# Task goal
You are to retype all of the data exactly as it appears.

>>>

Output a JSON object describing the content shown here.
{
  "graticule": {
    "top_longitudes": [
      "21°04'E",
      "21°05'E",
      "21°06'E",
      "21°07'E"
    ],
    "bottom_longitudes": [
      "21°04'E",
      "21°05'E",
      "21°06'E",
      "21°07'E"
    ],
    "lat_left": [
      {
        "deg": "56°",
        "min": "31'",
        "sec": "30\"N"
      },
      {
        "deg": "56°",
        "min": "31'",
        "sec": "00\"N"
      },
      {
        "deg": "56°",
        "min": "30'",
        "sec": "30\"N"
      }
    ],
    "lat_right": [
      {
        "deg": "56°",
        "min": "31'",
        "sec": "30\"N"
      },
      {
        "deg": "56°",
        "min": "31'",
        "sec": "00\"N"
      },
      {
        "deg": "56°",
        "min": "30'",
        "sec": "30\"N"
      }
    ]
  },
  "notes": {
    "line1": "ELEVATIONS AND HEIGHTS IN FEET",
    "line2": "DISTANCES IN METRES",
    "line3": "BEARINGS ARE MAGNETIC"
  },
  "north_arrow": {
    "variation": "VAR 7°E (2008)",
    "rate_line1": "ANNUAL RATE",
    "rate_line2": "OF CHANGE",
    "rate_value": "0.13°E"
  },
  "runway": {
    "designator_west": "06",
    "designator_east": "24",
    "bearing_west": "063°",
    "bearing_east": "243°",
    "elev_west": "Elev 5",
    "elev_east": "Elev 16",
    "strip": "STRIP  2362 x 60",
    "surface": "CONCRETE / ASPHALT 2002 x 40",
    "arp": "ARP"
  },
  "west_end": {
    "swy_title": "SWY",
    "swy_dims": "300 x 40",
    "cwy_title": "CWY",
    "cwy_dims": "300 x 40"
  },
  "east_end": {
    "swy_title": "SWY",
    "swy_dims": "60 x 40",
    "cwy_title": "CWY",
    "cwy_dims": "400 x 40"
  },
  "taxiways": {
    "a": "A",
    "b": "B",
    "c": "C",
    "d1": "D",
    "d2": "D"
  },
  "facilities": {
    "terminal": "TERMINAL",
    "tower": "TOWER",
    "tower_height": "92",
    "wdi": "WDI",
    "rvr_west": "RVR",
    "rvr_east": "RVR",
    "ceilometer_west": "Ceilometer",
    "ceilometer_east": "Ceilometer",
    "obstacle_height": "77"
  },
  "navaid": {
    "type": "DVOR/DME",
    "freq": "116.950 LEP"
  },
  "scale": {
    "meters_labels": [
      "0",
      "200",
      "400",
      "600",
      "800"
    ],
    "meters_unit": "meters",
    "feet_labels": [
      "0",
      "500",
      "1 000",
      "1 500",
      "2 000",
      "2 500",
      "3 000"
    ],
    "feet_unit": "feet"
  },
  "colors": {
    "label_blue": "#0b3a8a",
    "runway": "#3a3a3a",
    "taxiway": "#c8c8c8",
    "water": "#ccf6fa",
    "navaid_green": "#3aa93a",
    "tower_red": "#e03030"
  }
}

<<<

# Answer to the exercise
Output a JSON object describing the content shown here.
{
  "graticule": {
    "top_longitudes": [
      "21°04'E",
      "21°05'E",
      "21°06'E",
      "21°07'E"
    ],
    "bottom_longitudes": [
      "21°04'E",
      "21°05'E",
      "21°06'E",
      "21°07'E"
    ],
    "lat_left": [
      {
        "deg": "56°",
        "min": "31'",
        "sec": "30\"N"
      },
      {
        "deg": "56°",
        "min": "31'",
        "sec": "00\"N"
      },
      {
        "deg": "56°",
        "min": "30'",
        "sec": "30\"N"
      }
    ],
    "lat_right": [
      {
        "deg": "56°",
        "min": "31'",
        "sec": "30\"N"
      },
      {
        "deg": "56°",
        "min": "31'",
        "sec": "00\"N"
      },
      {
        "deg": "56°",
        "min": "30'",
        "sec": "30\"N"
      }
    ]
  },
  "notes": {
    "line1": "ELEVATIONS AND HEIGHTS IN FEET",
    "line2": "DISTANCES IN METRES",
    "line3": "BEARINGS ARE MAGNETIC"
  },
  "north_arrow": {
    "variation": "VAR 7°E (2008)",
    "rate_line1": "ANNUAL RATE",
    "rate_line2": "OF CHANGE",
    "rate_value": "0.13°E"
  },
  "runway": {
    "designator_west": "06",
    "designator_east": "24",
    "bearing_west": "063°",
    "bearing_east": "243°",
    "elev_west": "Elev 5",
    "elev_east": "Elev 16",
    "strip": "STRIP  2362 x 60",
    "surface": "CONCRETE / ASPHALT 2002 x 40",
    "arp": "ARP"
  },
  "west_end": {
    "swy_title": "SWY",
    "swy_dims": "300 x 40",
    "cwy_title": "CWY",
    "cwy_dims": "300 x 40"
  },
  "east_end": {
    "swy_title": "SWY",
    "swy_dims": "60 x 40",
    "cwy_title": "CWY",
    "cwy_dims": "400 x 40"
  },
  "taxiways": {
    "a": "A",
    "b": "B",
    "c": "C",
    "d1": "D",
    "d2": "D"
  },
  "facilities": {
    "terminal": "TERMINAL",
    "tower": "TOWER",
    "tower_height": "92",
    "wdi": "WDI",
    "rvr_west": "RVR",
    "rvr_east": "RVR",
    "ceilometer_west": "Ceilometer",
    "ceilometer_east": "Ceilometer",
    "obstacle_height": "77"
  },
  "navaid": {
    "type": "DVOR/DME",
    "freq": "116.950 LEP"
  },
  "scale": {
    "meters_labels": [
      "0",
      "200",
      "400",
      "600",
      "800"
    ],
    "meters_unit": "meters",
    "feet_labels": [
      "0",
      "500",
      "1 000",
      "1 500",
      "2 000",
      "2 500",
      "3 000"
    ],
    "feet_unit": "feet"
  },
  "colors": {
    "label_blue": "#0b3a8a",
    "runway": "#3a3a3a",
    "taxiway": "#c8c8c8",
    "water": "#ccf6fa",
    "navaid_green": "#3aa93a",
    "tower_red": "#e03030"
  }
}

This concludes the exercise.